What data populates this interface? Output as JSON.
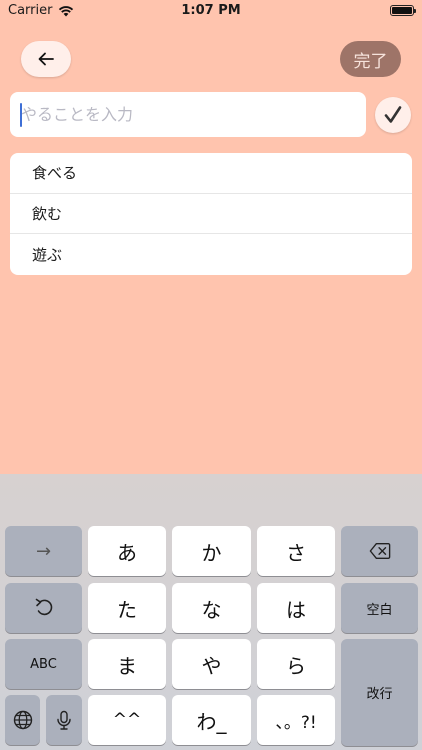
{
  "status_bar": {
    "carrier": "Carrier",
    "time": "1:07 PM"
  },
  "header": {
    "back_icon": "arrow-left-icon",
    "done_label": "完了"
  },
  "input": {
    "placeholder": "やることを入力",
    "value": "",
    "submit_icon": "checkmark-icon"
  },
  "suggestions": [
    "食べる",
    "飲む",
    "遊ぶ"
  ],
  "keyboard": {
    "row1": {
      "left": "→",
      "keys": [
        "あ",
        "か",
        "さ"
      ],
      "right_icon": "delete-backspace-icon"
    },
    "row2": {
      "left_icon": "undo-icon",
      "keys": [
        "た",
        "な",
        "は"
      ],
      "right": "空白"
    },
    "row3": {
      "left": "ABC",
      "keys": [
        "ま",
        "や",
        "ら"
      ],
      "right": "改行"
    },
    "row4": {
      "globe_icon": "globe-icon",
      "mic_icon": "microphone-icon",
      "keys": [
        "^^",
        "わ_",
        "、。?!"
      ]
    }
  },
  "colors": {
    "background": "#FFC4AE",
    "done_button": "#9E7468",
    "keyboard": "#D1D3D9"
  }
}
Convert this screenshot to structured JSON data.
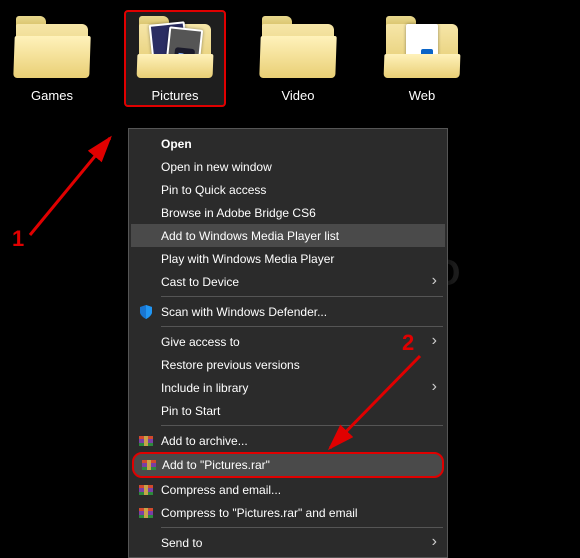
{
  "folders": [
    {
      "label": "Games"
    },
    {
      "label": "Pictures"
    },
    {
      "label": "Video"
    },
    {
      "label": "Web"
    }
  ],
  "menu": {
    "open": "Open",
    "open_new_window": "Open in new window",
    "pin_quick_access": "Pin to Quick access",
    "browse_bridge": "Browse in Adobe Bridge CS6",
    "add_wmp_list": "Add to Windows Media Player list",
    "play_wmp": "Play with Windows Media Player",
    "cast": "Cast to Device",
    "scan_defender": "Scan with Windows Defender...",
    "give_access": "Give access to",
    "restore_prev": "Restore previous versions",
    "include_library": "Include in library",
    "pin_start": "Pin to Start",
    "add_archive": "Add to archive...",
    "add_rar": "Add to \"Pictures.rar\"",
    "compress_email": "Compress and email...",
    "compress_rar_email": "Compress to \"Pictures.rar\" and email",
    "send_to": "Send to"
  },
  "annotations": {
    "one": "1",
    "two": "2"
  },
  "watermark": "PACITEKNO"
}
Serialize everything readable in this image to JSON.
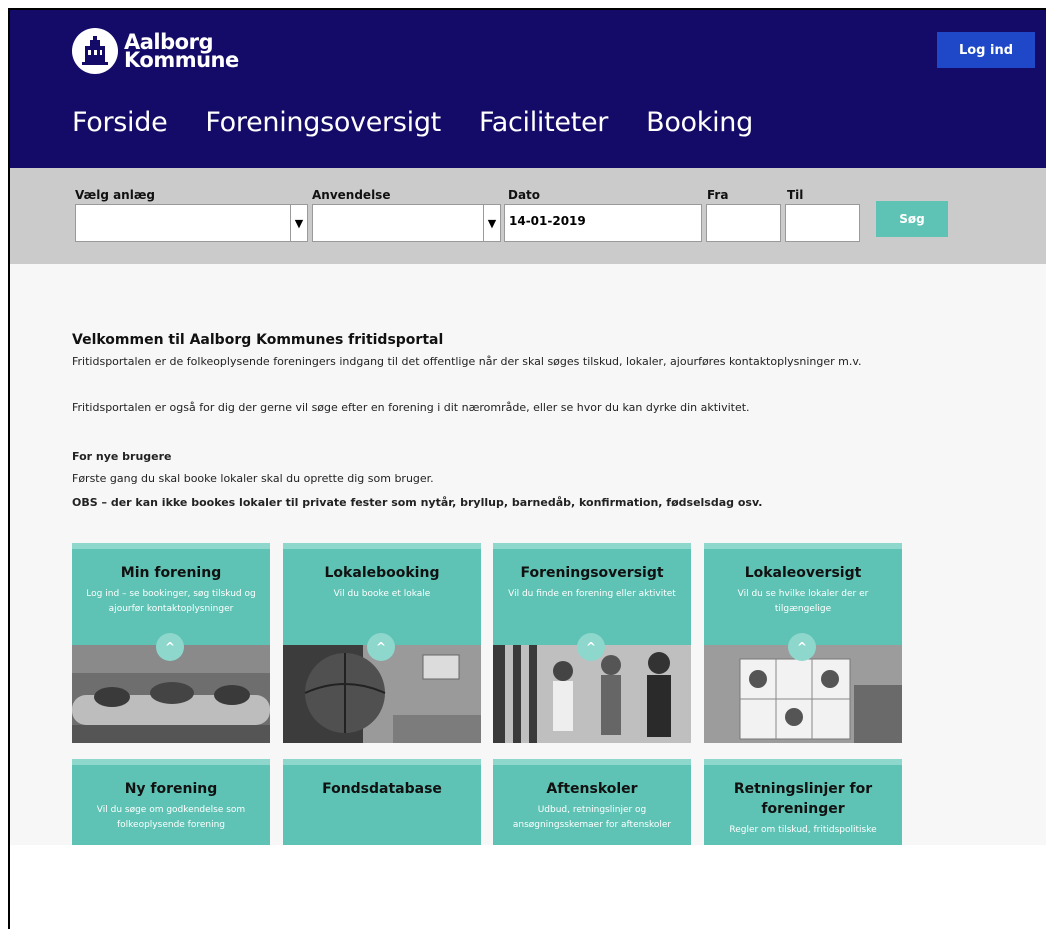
{
  "header": {
    "logo_line1": "Aalborg",
    "logo_line2": "Kommune",
    "login_label": "Log ind",
    "nav": [
      "Forside",
      "Foreningsoversigt",
      "Faciliteter",
      "Booking"
    ]
  },
  "search": {
    "facility_label": "Vælg anlæg",
    "usage_label": "Anvendelse",
    "date_label": "Dato",
    "date_value": "14-01-2019",
    "from_label": "Fra",
    "to_label": "Til",
    "search_label": "Søg"
  },
  "intro": {
    "title": "Velkommen til Aalborg Kommunes fritidsportal",
    "p1": "Fritidsportalen er de folkeoplysende foreningers indgang til det offentlige når der skal søges tilskud, lokaler, ajourføres kontaktoplysninger m.v.",
    "p2": "Fritidsportalen er også for dig der gerne vil søge efter en forening i dit nærområde, eller se hvor du kan dyrke din aktivitet.",
    "new_users_heading": "For nye brugere",
    "new_users_text": "Første gang du skal booke lokaler skal du oprette dig som bruger.",
    "obs": "OBS – der kan ikke bookes lokaler til private fester som nytår, bryllup, barnedåb, konfirmation, fødselsdag osv."
  },
  "tiles_row1": [
    {
      "title": "Min forening",
      "sub": "Log ind – se bookinger, søg tilskud og ajourfør kontaktoplysninger"
    },
    {
      "title": "Lokalebooking",
      "sub": "Vil du booke et lokale"
    },
    {
      "title": "Foreningsoversigt",
      "sub": "Vil du finde en forening eller aktivitet"
    },
    {
      "title": "Lokaleoversigt",
      "sub": "Vil du se hvilke lokaler der er tilgængelige"
    }
  ],
  "tiles_row2": [
    {
      "title": "Ny forening",
      "sub": "Vil du søge om godkendelse som folkeoplysende forening"
    },
    {
      "title": "Fondsdatabase",
      "sub": ""
    },
    {
      "title": "Aftenskoler",
      "sub": "Udbud, retningslinjer og ansøgningsskemaer for aftenskoler"
    },
    {
      "title": "Retningslinjer for foreninger",
      "sub": "Regler om tilskud, fritidspolitiske"
    }
  ],
  "colors": {
    "header": "#140a67",
    "login": "#1e48c8",
    "accent": "#5ec3b4"
  }
}
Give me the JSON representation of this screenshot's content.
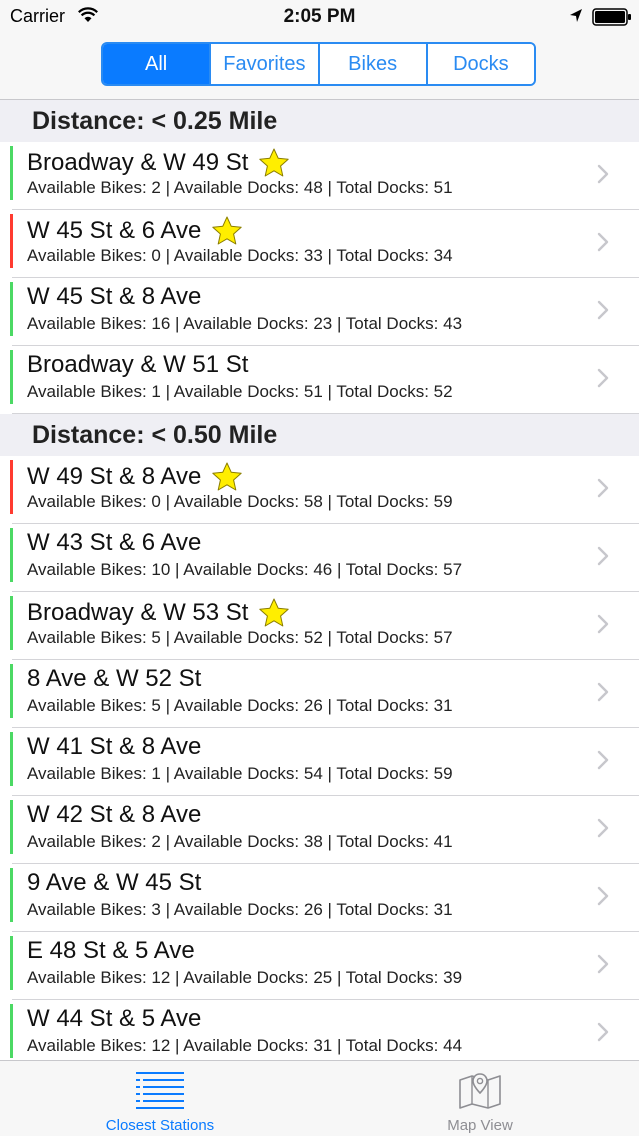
{
  "status_bar": {
    "carrier": "Carrier",
    "time": "2:05 PM"
  },
  "segments": [
    {
      "label": "All",
      "active": true
    },
    {
      "label": "Favorites",
      "active": false
    },
    {
      "label": "Bikes",
      "active": false
    },
    {
      "label": "Docks",
      "active": false
    }
  ],
  "colors": {
    "accent": "#0a7bff",
    "available": "#4cd964",
    "empty": "#ff3b30",
    "star": "#ffee00"
  },
  "sections": [
    {
      "header": "Distance: < 0.25 Mile",
      "stations": [
        {
          "name": "Broadway & W 49 St",
          "favorite": true,
          "status": "available",
          "detail": "Available Bikes: 2 | Available Docks: 48 | Total Docks: 51"
        },
        {
          "name": "W 45 St & 6 Ave",
          "favorite": true,
          "status": "empty",
          "detail": "Available Bikes: 0 | Available Docks: 33 | Total Docks: 34"
        },
        {
          "name": "W 45 St & 8 Ave",
          "favorite": false,
          "status": "available",
          "detail": "Available Bikes: 16 | Available Docks: 23 | Total Docks: 43"
        },
        {
          "name": "Broadway & W 51 St",
          "favorite": false,
          "status": "available",
          "detail": "Available Bikes: 1 | Available Docks: 51 | Total Docks: 52"
        }
      ]
    },
    {
      "header": "Distance: < 0.50 Mile",
      "stations": [
        {
          "name": "W 49 St & 8 Ave",
          "favorite": true,
          "status": "empty",
          "detail": "Available Bikes: 0 | Available Docks: 58 | Total Docks: 59"
        },
        {
          "name": "W 43 St & 6 Ave",
          "favorite": false,
          "status": "available",
          "detail": "Available Bikes: 10 | Available Docks: 46 | Total Docks: 57"
        },
        {
          "name": "Broadway & W 53 St",
          "favorite": true,
          "status": "available",
          "detail": "Available Bikes: 5 | Available Docks: 52 | Total Docks: 57"
        },
        {
          "name": "8 Ave & W 52 St",
          "favorite": false,
          "status": "available",
          "detail": "Available Bikes: 5 | Available Docks: 26 | Total Docks: 31"
        },
        {
          "name": "W 41 St & 8 Ave",
          "favorite": false,
          "status": "available",
          "detail": "Available Bikes: 1 | Available Docks: 54 | Total Docks: 59"
        },
        {
          "name": "W 42 St & 8 Ave",
          "favorite": false,
          "status": "available",
          "detail": "Available Bikes: 2 | Available Docks: 38 | Total Docks: 41"
        },
        {
          "name": "9 Ave & W 45 St",
          "favorite": false,
          "status": "available",
          "detail": "Available Bikes: 3 | Available Docks: 26 | Total Docks: 31"
        },
        {
          "name": "E 48 St & 5 Ave",
          "favorite": false,
          "status": "available",
          "detail": "Available Bikes: 12 | Available Docks: 25 | Total Docks: 39"
        },
        {
          "name": "W 44 St & 5 Ave",
          "favorite": false,
          "status": "available",
          "detail": "Available Bikes: 12 | Available Docks: 31 | Total Docks: 44"
        }
      ]
    }
  ],
  "tab_bar": {
    "tabs": [
      {
        "label": "Closest Stations",
        "icon": "list-icon",
        "active": true
      },
      {
        "label": "Map View",
        "icon": "map-icon",
        "active": false
      }
    ]
  }
}
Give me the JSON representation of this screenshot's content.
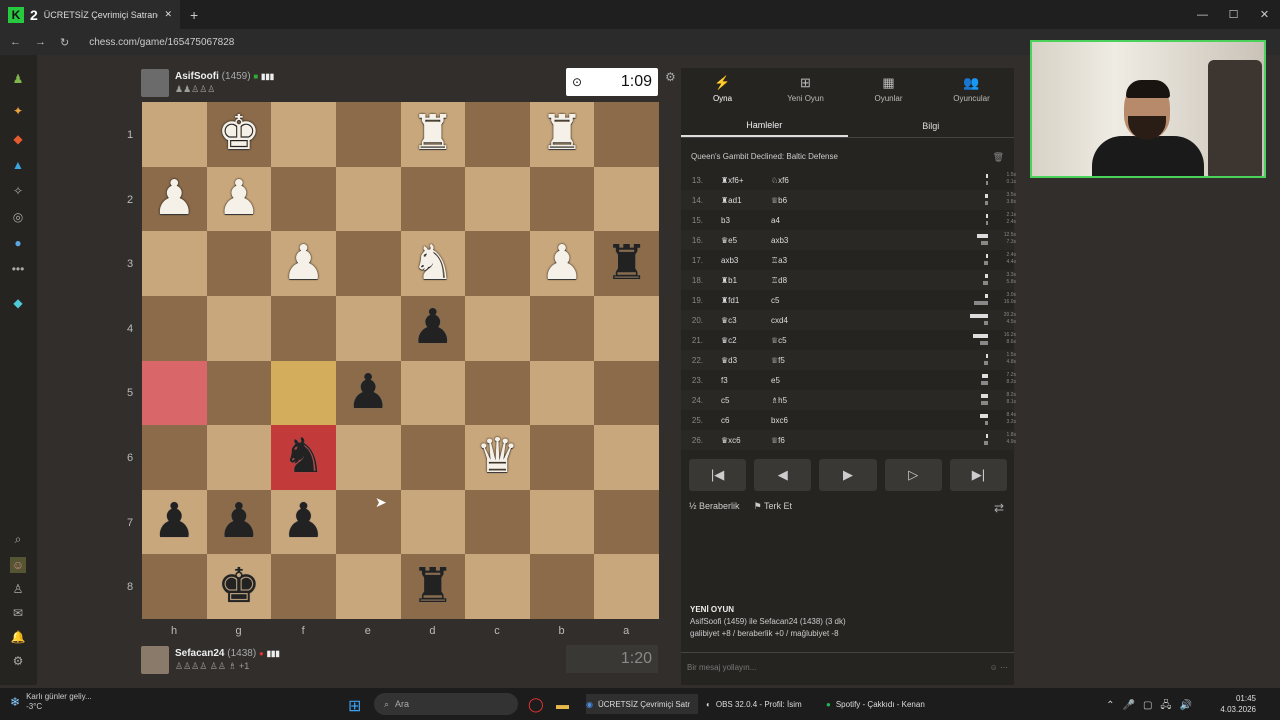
{
  "browser": {
    "tab_title": "ÜCRETSİZ Çevrimiçi Satranç Oy",
    "tab_badge": "2",
    "url": "chess.com/game/165475067828",
    "back": "←",
    "forward": "→",
    "reload": "↻",
    "new_tab": "+",
    "close_tab": "✕",
    "minimize": "—",
    "maximize": "☐",
    "close": "✕"
  },
  "players": {
    "top": {
      "name": "AsifSoofi",
      "rating": "(1459)",
      "captured": "♟♟♙♙♙"
    },
    "bottom": {
      "name": "Sefacan24",
      "rating": "(1438)",
      "captured": "♙♙♙♙ ♙♙ ♗ +1"
    }
  },
  "clocks": {
    "top": "1:09",
    "bottom": "1:20"
  },
  "board": {
    "ranks": [
      "1",
      "2",
      "3",
      "4",
      "5",
      "6",
      "7",
      "8"
    ],
    "files": [
      "h",
      "g",
      "f",
      "e",
      "d",
      "c",
      "b",
      "a"
    ],
    "pieces": [
      [
        "",
        "♚w",
        "",
        "",
        "♜w",
        "",
        "♜w",
        ""
      ],
      [
        "♟w",
        "♟w",
        "",
        "",
        "",
        "",
        "",
        ""
      ],
      [
        "",
        "",
        "♟w",
        "",
        "♞w",
        "",
        "♟w",
        "♜b"
      ],
      [
        "",
        "",
        "",
        "",
        "♟b",
        "",
        "",
        ""
      ],
      [
        "",
        "",
        "",
        "♟b",
        "",
        "",
        "",
        ""
      ],
      [
        "",
        "",
        "♞b",
        "",
        "",
        "♛w",
        "",
        ""
      ],
      [
        "♟b",
        "♟b",
        "♟b",
        "",
        "",
        "",
        "",
        ""
      ],
      [
        "",
        "♚b",
        "",
        "",
        "♜b",
        "",
        "",
        ""
      ]
    ]
  },
  "panel": {
    "tabs": [
      {
        "icon": "⚡",
        "label": "Oyna"
      },
      {
        "icon": "⊞",
        "label": "Yeni Oyun"
      },
      {
        "icon": "▦",
        "label": "Oyunlar"
      },
      {
        "icon": "👥",
        "label": "Oyuncular"
      }
    ],
    "subtabs": [
      "Hamleler",
      "Bilgi"
    ],
    "opening": "Queen's Gambit Declined: Baltic Defense",
    "moves": [
      {
        "n": "13.",
        "w": "♜xf6+",
        "b": "♘xf6",
        "tw": "1.5s",
        "tb": "0.1s"
      },
      {
        "n": "14.",
        "w": "♜ad1",
        "b": "♕b6",
        "tw": "3.5s",
        "tb": "3.8s"
      },
      {
        "n": "15.",
        "w": "b3",
        "b": "a4",
        "tw": "2.1s",
        "tb": "2.4s"
      },
      {
        "n": "16.",
        "w": "♛e5",
        "b": "axb3",
        "tw": "12.5s",
        "tb": "7.3s"
      },
      {
        "n": "17.",
        "w": "axb3",
        "b": "♖a3",
        "tw": "2.4s",
        "tb": "4.4s"
      },
      {
        "n": "18.",
        "w": "♜b1",
        "b": "♖d8",
        "tw": "3.3s",
        "tb": "5.8s"
      },
      {
        "n": "19.",
        "w": "♜fd1",
        "b": "c5",
        "tw": "3.0s",
        "tb": "16.0s"
      },
      {
        "n": "20.",
        "w": "♛c3",
        "b": "cxd4",
        "tw": "20.2s",
        "tb": "4.5s"
      },
      {
        "n": "21.",
        "w": "♛c2",
        "b": "♕c5",
        "tw": "16.2s",
        "tb": "8.6s"
      },
      {
        "n": "22.",
        "w": "♛d3",
        "b": "♕f5",
        "tw": "1.5s",
        "tb": "4.8s"
      },
      {
        "n": "23.",
        "w": "f3",
        "b": "e5",
        "tw": "7.2s",
        "tb": "8.2s"
      },
      {
        "n": "24.",
        "w": "c5",
        "b": "♗h5",
        "tw": "8.2s",
        "tb": "8.1s"
      },
      {
        "n": "25.",
        "w": "c6",
        "b": "bxc6",
        "tw": "8.4s",
        "tb": "3.2s"
      },
      {
        "n": "26.",
        "w": "♛xc6",
        "b": "♕f6",
        "tw": "1.8s",
        "tb": "4.9s"
      }
    ],
    "nav": [
      "|◀",
      "◀",
      "▶",
      "▷",
      "▶|"
    ],
    "draw": "Beraberlik",
    "resign": "Terk Et",
    "new_game_title": "YENİ OYUN",
    "new_game_line1": "AsifSoofi (1459) ile Sefacan24 (1438) (3 dk)",
    "new_game_line2": "galibiyet +8 / beraberlik +0 / mağlubiyet -8",
    "chat_placeholder": "Bir mesaj yollayın..."
  },
  "taskbar": {
    "weather_line1": "Karlı günler geliy...",
    "weather_line2": "-3°C",
    "search": "Ara",
    "items": [
      "ÜCRETSİZ Çevrimiçi Satr",
      "OBS 32.0.4 - Profil: İsim",
      "Spotify - Çakkıdı - Kenan"
    ],
    "time": "01:45",
    "date": "4.03.2026"
  }
}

▬▬▬

» **Stated task**
Gather each line of the listing containing the word "tilskud" and show it.

» **The reply**
    "p1": "Fritidsportalen er de folkeoplysende foreningers indgang til det offentlige når der skal søges tilskud, lokaler, ajourføres kontaktoplysninger m.v.",
      "sub": "Log ind – se bookinger, søg tilskud og ajourfør kontaktoplysninger"
      "sub": "Regler om tilskud, fritidspolitiske"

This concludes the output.